Entries from a dataset:
....
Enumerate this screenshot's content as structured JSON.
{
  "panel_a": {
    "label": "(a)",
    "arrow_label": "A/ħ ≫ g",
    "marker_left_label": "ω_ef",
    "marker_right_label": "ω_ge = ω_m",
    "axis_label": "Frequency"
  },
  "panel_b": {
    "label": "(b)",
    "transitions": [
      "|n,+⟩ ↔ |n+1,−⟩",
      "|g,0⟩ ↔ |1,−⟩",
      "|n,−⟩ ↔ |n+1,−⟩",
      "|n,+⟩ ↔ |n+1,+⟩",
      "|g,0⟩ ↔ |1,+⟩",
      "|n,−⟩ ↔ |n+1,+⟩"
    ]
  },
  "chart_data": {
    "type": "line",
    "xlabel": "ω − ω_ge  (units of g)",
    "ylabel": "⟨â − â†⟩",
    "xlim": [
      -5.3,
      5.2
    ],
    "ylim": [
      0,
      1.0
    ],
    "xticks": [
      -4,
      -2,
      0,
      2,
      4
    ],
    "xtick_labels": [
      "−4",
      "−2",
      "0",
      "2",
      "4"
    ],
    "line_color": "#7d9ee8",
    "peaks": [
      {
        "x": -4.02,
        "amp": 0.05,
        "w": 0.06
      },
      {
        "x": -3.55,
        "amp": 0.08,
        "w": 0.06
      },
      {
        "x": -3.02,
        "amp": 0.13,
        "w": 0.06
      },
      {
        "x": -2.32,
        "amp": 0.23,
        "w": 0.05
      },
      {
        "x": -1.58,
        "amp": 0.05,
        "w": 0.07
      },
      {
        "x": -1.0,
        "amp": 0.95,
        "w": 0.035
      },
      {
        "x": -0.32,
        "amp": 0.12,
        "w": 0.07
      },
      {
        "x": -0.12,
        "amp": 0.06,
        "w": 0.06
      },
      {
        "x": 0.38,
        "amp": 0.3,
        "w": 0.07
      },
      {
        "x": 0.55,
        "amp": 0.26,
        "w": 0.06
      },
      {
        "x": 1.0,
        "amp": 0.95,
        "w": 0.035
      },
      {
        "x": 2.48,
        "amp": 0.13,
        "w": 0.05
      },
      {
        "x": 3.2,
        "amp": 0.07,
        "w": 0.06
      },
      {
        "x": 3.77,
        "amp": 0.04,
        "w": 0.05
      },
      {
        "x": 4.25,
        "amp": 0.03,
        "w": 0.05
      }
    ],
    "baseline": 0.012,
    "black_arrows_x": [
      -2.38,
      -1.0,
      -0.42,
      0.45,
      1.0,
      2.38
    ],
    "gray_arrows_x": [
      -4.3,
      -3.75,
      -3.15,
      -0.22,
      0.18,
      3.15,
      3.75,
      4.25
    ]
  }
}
....
● **SHORT TASK**: Can you reproduce all the material exactly?

● **SOLUTION**:
Enumerate this screenshot's content as structured JSON.
{
  "panel_a": {
    "label": "(a)",
    "arrow_label": "A/ħ ≫ g",
    "marker_left_label": "ω_ef",
    "marker_right_label": "ω_ge = ω_m",
    "axis_label": "Frequency"
  },
  "panel_b": {
    "label": "(b)",
    "transitions": [
      "|n,+⟩ ↔ |n+1,−⟩",
      "|g,0⟩ ↔ |1,−⟩",
      "|n,−⟩ ↔ |n+1,−⟩",
      "|n,+⟩ ↔ |n+1,+⟩",
      "|g,0⟩ ↔ |1,+⟩",
      "|n,−⟩ ↔ |n+1,+⟩"
    ]
  },
  "chart_data": {
    "type": "line",
    "xlabel": "ω − ω_ge  (units of g)",
    "ylabel": "⟨â − â†⟩",
    "xlim": [
      -5.3,
      5.2
    ],
    "ylim": [
      0,
      1.0
    ],
    "xticks": [
      -4,
      -2,
      0,
      2,
      4
    ],
    "xtick_labels": [
      "−4",
      "−2",
      "0",
      "2",
      "4"
    ],
    "line_color": "#7d9ee8",
    "peaks": [
      {
        "x": -4.02,
        "amp": 0.05,
        "w": 0.06
      },
      {
        "x": -3.55,
        "amp": 0.08,
        "w": 0.06
      },
      {
        "x": -3.02,
        "amp": 0.13,
        "w": 0.06
      },
      {
        "x": -2.32,
        "amp": 0.23,
        "w": 0.05
      },
      {
        "x": -1.58,
        "amp": 0.05,
        "w": 0.07
      },
      {
        "x": -1.0,
        "amp": 0.95,
        "w": 0.035
      },
      {
        "x": -0.32,
        "amp": 0.12,
        "w": 0.07
      },
      {
        "x": -0.12,
        "amp": 0.06,
        "w": 0.06
      },
      {
        "x": 0.38,
        "amp": 0.3,
        "w": 0.07
      },
      {
        "x": 0.55,
        "amp": 0.26,
        "w": 0.06
      },
      {
        "x": 1.0,
        "amp": 0.95,
        "w": 0.035
      },
      {
        "x": 2.48,
        "amp": 0.13,
        "w": 0.05
      },
      {
        "x": 3.2,
        "amp": 0.07,
        "w": 0.06
      },
      {
        "x": 3.77,
        "amp": 0.04,
        "w": 0.05
      },
      {
        "x": 4.25,
        "amp": 0.03,
        "w": 0.05
      }
    ],
    "baseline": 0.012,
    "black_arrows_x": [
      -2.38,
      -1.0,
      -0.42,
      0.45,
      1.0,
      2.38
    ],
    "gray_arrows_x": [
      -4.3,
      -3.75,
      -3.15,
      -0.22,
      0.18,
      3.15,
      3.75,
      4.25
    ]
  }
}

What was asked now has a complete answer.